REQUIRED TASK:
From the entries below, copy every line that holds the word "this".

Dataset entries on figures:
..........
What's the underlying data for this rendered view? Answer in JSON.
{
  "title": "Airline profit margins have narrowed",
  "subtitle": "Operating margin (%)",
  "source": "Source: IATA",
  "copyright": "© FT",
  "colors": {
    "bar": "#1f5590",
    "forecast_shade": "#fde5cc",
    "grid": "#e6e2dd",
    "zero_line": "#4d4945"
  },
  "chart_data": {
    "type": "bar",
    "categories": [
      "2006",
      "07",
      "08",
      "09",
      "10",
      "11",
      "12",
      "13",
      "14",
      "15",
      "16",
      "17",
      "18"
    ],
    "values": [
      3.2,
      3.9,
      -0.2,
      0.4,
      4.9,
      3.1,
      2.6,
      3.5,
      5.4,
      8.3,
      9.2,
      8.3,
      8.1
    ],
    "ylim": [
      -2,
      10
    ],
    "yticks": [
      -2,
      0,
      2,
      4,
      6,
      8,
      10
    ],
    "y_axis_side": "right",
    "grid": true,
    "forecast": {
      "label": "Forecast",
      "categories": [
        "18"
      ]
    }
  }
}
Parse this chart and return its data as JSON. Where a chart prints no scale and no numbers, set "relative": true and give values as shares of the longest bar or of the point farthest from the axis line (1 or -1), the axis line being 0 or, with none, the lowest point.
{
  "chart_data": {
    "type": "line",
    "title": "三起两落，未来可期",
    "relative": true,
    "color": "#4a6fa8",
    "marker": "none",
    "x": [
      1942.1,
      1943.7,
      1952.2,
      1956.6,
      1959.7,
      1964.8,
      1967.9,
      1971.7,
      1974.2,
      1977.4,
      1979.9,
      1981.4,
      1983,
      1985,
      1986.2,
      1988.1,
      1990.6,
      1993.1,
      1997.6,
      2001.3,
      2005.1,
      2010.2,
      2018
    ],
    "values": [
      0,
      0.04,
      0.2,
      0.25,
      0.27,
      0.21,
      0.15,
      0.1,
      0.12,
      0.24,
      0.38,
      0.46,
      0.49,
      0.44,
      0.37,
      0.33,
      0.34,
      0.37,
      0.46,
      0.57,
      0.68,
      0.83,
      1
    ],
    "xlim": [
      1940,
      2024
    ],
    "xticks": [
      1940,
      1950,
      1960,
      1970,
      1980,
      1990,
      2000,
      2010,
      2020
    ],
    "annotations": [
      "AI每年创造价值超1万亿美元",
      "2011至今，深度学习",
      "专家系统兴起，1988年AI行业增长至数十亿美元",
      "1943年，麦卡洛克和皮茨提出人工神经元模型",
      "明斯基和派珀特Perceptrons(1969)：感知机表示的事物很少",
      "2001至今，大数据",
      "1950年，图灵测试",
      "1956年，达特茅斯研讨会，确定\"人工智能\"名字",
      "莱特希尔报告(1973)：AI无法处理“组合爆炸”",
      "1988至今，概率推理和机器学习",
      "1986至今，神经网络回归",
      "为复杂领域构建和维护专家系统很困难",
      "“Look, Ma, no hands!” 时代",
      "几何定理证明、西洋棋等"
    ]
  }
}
..........
EXERCISE ANSWER:
What's the underlying data for this rendered view? Answer in JSON.
Parse this chart and return its data as JSON. Where a chart prints no scale and no numbers, set "relative": true and give values as shares of the longest bar or of the point farthest from the axis line (1 or -1), the axis line being 0 or, with none, the lowest point.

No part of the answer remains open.